(Source data)
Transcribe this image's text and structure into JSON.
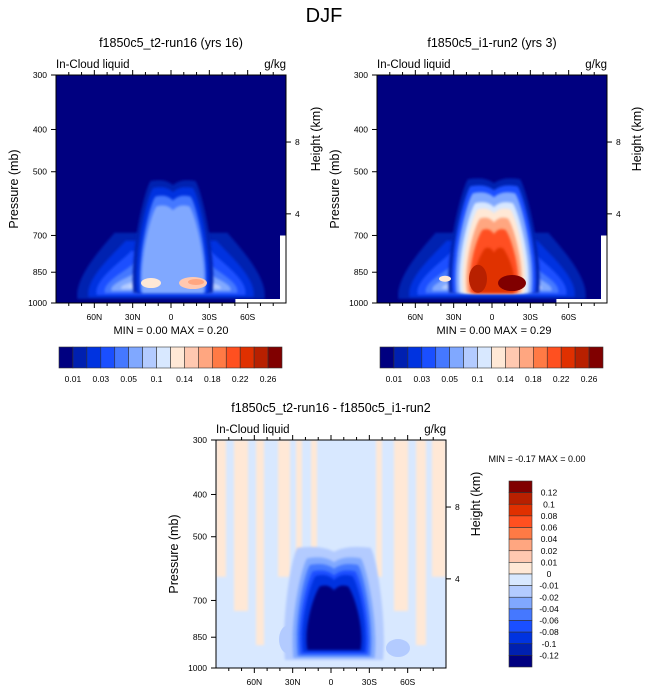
{
  "main_title": "DJF",
  "palette": [
    "#000080",
    "#0020b0",
    "#0033e0",
    "#1a4fff",
    "#4578ff",
    "#80a8ff",
    "#b3cbff",
    "#d8e8ff",
    "#ffe8d6",
    "#ffc8b0",
    "#ffa680",
    "#ff7a45",
    "#ff5020",
    "#e03000",
    "#b82000",
    "#800000"
  ],
  "chart_data": [
    {
      "type": "heatmap",
      "title": "f1850c5_t2-run16 (yrs 16)",
      "left_label": "In-Cloud liquid",
      "right_label": "g/kg",
      "ylabel": "Pressure (mb)",
      "ylabel_right": "Height (km)",
      "yticks": [
        "300",
        "400",
        "500",
        "700",
        "850",
        "1000"
      ],
      "yticks_right": [
        "8",
        "4"
      ],
      "xticks": [
        "60N",
        "30N",
        "0",
        "30S",
        "60S"
      ],
      "stats": "MIN =   0.00  MAX =   0.20",
      "min": 0.0,
      "max": 0.2,
      "colorbar_labels": [
        "0.01",
        "0.03",
        "0.05",
        "0.1",
        "0.14",
        "0.18",
        "0.22",
        "0.26"
      ],
      "colorbar_levels": [
        0.01,
        0.02,
        0.03,
        0.04,
        0.05,
        0.07,
        0.1,
        0.12,
        0.14,
        0.16,
        0.18,
        0.2,
        0.22,
        0.24,
        0.26
      ]
    },
    {
      "type": "heatmap",
      "title": "f1850c5_i1-run2 (yrs 3)",
      "left_label": "In-Cloud liquid",
      "right_label": "g/kg",
      "ylabel": "Pressure (mb)",
      "ylabel_right": "Height (km)",
      "yticks": [
        "300",
        "400",
        "500",
        "700",
        "850",
        "1000"
      ],
      "yticks_right": [
        "8",
        "4"
      ],
      "xticks": [
        "60N",
        "30N",
        "0",
        "30S",
        "60S"
      ],
      "stats": "MIN =   0.00  MAX =   0.29",
      "min": 0.0,
      "max": 0.29,
      "colorbar_labels": [
        "0.01",
        "0.03",
        "0.05",
        "0.1",
        "0.14",
        "0.18",
        "0.22",
        "0.26"
      ],
      "colorbar_levels": [
        0.01,
        0.02,
        0.03,
        0.04,
        0.05,
        0.07,
        0.1,
        0.12,
        0.14,
        0.16,
        0.18,
        0.2,
        0.22,
        0.24,
        0.26
      ]
    },
    {
      "type": "heatmap",
      "title": "f1850c5_t2-run16 - f1850c5_i1-run2",
      "left_label": "In-Cloud liquid",
      "right_label": "g/kg",
      "ylabel": "Pressure (mb)",
      "ylabel_right": "Height (km)",
      "yticks": [
        "300",
        "400",
        "500",
        "700",
        "850",
        "1000"
      ],
      "yticks_right": [
        "8",
        "4"
      ],
      "xticks": [
        "60N",
        "30N",
        "0",
        "30S",
        "60S"
      ],
      "stats": "MIN =  -0.17  MAX =   0.00",
      "min": -0.17,
      "max": 0.0,
      "colorbar_labels": [
        "0.12",
        "0.1",
        "0.08",
        "0.06",
        "0.04",
        "0.02",
        "0.01",
        "0",
        "-0.01",
        "-0.02",
        "-0.04",
        "-0.06",
        "-0.08",
        "-0.1",
        "-0.12"
      ]
    }
  ]
}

**Given instruction**
Extract every line of the data exactly; pictures stay out.

**Written solution**
Transcribe this image's text and structure into JSON.
{
  "main_title": "DJF",
  "palette": [
    "#000080",
    "#0020b0",
    "#0033e0",
    "#1a4fff",
    "#4578ff",
    "#80a8ff",
    "#b3cbff",
    "#d8e8ff",
    "#ffe8d6",
    "#ffc8b0",
    "#ffa680",
    "#ff7a45",
    "#ff5020",
    "#e03000",
    "#b82000",
    "#800000"
  ],
  "chart_data": [
    {
      "type": "heatmap",
      "title": "f1850c5_t2-run16 (yrs 16)",
      "left_label": "In-Cloud liquid",
      "right_label": "g/kg",
      "ylabel": "Pressure (mb)",
      "ylabel_right": "Height (km)",
      "yticks": [
        "300",
        "400",
        "500",
        "700",
        "850",
        "1000"
      ],
      "yticks_right": [
        "8",
        "4"
      ],
      "xticks": [
        "60N",
        "30N",
        "0",
        "30S",
        "60S"
      ],
      "stats": "MIN =   0.00  MAX =   0.20",
      "min": 0.0,
      "max": 0.2,
      "colorbar_labels": [
        "0.01",
        "0.03",
        "0.05",
        "0.1",
        "0.14",
        "0.18",
        "0.22",
        "0.26"
      ],
      "colorbar_levels": [
        0.01,
        0.02,
        0.03,
        0.04,
        0.05,
        0.07,
        0.1,
        0.12,
        0.14,
        0.16,
        0.18,
        0.2,
        0.22,
        0.24,
        0.26
      ]
    },
    {
      "type": "heatmap",
      "title": "f1850c5_i1-run2 (yrs 3)",
      "left_label": "In-Cloud liquid",
      "right_label": "g/kg",
      "ylabel": "Pressure (mb)",
      "ylabel_right": "Height (km)",
      "yticks": [
        "300",
        "400",
        "500",
        "700",
        "850",
        "1000"
      ],
      "yticks_right": [
        "8",
        "4"
      ],
      "xticks": [
        "60N",
        "30N",
        "0",
        "30S",
        "60S"
      ],
      "stats": "MIN =   0.00  MAX =   0.29",
      "min": 0.0,
      "max": 0.29,
      "colorbar_labels": [
        "0.01",
        "0.03",
        "0.05",
        "0.1",
        "0.14",
        "0.18",
        "0.22",
        "0.26"
      ],
      "colorbar_levels": [
        0.01,
        0.02,
        0.03,
        0.04,
        0.05,
        0.07,
        0.1,
        0.12,
        0.14,
        0.16,
        0.18,
        0.2,
        0.22,
        0.24,
        0.26
      ]
    },
    {
      "type": "heatmap",
      "title": "f1850c5_t2-run16 - f1850c5_i1-run2",
      "left_label": "In-Cloud liquid",
      "right_label": "g/kg",
      "ylabel": "Pressure (mb)",
      "ylabel_right": "Height (km)",
      "yticks": [
        "300",
        "400",
        "500",
        "700",
        "850",
        "1000"
      ],
      "yticks_right": [
        "8",
        "4"
      ],
      "xticks": [
        "60N",
        "30N",
        "0",
        "30S",
        "60S"
      ],
      "stats": "MIN =  -0.17  MAX =   0.00",
      "min": -0.17,
      "max": 0.0,
      "colorbar_labels": [
        "0.12",
        "0.1",
        "0.08",
        "0.06",
        "0.04",
        "0.02",
        "0.01",
        "0",
        "-0.01",
        "-0.02",
        "-0.04",
        "-0.06",
        "-0.08",
        "-0.1",
        "-0.12"
      ]
    }
  ]
}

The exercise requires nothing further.